## What you will do
Report how many lines contain "this"; state the number and nothing else.

___ Data supplied ___

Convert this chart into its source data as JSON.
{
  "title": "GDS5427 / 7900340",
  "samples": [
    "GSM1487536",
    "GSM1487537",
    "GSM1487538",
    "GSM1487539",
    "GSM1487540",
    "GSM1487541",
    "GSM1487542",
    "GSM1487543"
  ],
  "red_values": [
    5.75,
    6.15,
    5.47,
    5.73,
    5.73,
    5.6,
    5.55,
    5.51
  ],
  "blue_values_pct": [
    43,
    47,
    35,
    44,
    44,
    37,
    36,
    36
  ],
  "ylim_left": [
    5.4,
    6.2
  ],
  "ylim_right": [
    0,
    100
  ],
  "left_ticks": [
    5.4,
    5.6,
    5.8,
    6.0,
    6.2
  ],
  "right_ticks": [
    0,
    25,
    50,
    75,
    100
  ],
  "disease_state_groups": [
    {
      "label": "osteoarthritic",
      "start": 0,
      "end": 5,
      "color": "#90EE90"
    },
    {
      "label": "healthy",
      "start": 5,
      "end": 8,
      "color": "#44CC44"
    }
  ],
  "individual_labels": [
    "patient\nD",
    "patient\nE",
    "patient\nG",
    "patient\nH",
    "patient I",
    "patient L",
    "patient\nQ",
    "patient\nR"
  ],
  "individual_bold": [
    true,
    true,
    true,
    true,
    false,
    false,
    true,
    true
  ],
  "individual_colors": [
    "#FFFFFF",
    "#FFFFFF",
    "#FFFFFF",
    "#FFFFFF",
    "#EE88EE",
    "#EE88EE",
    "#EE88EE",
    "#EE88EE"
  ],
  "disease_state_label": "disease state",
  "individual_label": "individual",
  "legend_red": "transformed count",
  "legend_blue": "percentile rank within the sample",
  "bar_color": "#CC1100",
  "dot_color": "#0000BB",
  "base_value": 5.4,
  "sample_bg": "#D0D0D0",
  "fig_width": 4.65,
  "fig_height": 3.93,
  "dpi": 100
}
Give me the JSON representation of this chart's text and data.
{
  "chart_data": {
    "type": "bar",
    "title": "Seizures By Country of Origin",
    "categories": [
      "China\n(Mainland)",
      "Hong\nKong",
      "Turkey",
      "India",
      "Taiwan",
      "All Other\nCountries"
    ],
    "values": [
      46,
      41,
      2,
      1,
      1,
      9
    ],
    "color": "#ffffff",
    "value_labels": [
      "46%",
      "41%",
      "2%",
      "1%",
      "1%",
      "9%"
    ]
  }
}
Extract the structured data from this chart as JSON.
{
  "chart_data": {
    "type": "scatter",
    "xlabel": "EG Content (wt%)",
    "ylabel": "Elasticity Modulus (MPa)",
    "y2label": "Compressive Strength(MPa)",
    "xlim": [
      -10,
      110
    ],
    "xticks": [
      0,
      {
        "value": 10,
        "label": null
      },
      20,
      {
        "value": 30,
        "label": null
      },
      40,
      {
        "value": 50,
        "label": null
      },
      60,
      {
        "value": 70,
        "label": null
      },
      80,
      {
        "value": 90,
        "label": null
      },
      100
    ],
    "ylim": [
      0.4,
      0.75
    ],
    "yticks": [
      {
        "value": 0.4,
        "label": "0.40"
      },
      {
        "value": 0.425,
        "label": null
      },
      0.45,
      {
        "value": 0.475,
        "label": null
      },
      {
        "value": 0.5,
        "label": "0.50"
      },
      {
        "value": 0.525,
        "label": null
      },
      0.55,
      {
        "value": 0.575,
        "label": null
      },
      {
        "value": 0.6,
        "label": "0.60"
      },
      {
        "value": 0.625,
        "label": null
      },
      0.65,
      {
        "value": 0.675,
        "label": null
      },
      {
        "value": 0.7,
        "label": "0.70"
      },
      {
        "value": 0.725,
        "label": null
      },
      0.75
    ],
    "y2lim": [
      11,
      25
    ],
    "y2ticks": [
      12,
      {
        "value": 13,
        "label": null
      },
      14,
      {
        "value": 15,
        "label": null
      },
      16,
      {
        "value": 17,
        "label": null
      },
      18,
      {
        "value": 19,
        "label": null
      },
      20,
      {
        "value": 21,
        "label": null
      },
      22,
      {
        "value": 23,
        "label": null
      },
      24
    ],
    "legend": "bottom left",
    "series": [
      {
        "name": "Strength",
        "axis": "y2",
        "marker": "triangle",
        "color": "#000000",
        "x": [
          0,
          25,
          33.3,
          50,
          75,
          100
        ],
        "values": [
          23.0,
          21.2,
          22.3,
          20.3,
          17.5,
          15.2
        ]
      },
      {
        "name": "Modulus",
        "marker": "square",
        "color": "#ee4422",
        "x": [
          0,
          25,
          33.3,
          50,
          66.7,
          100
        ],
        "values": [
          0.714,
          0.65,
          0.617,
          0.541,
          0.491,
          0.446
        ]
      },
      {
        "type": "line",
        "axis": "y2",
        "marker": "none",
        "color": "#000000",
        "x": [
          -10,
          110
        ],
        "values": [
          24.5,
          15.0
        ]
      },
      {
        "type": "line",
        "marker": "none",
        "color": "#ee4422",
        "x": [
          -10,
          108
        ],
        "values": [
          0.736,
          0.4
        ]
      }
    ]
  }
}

___

## Reply
3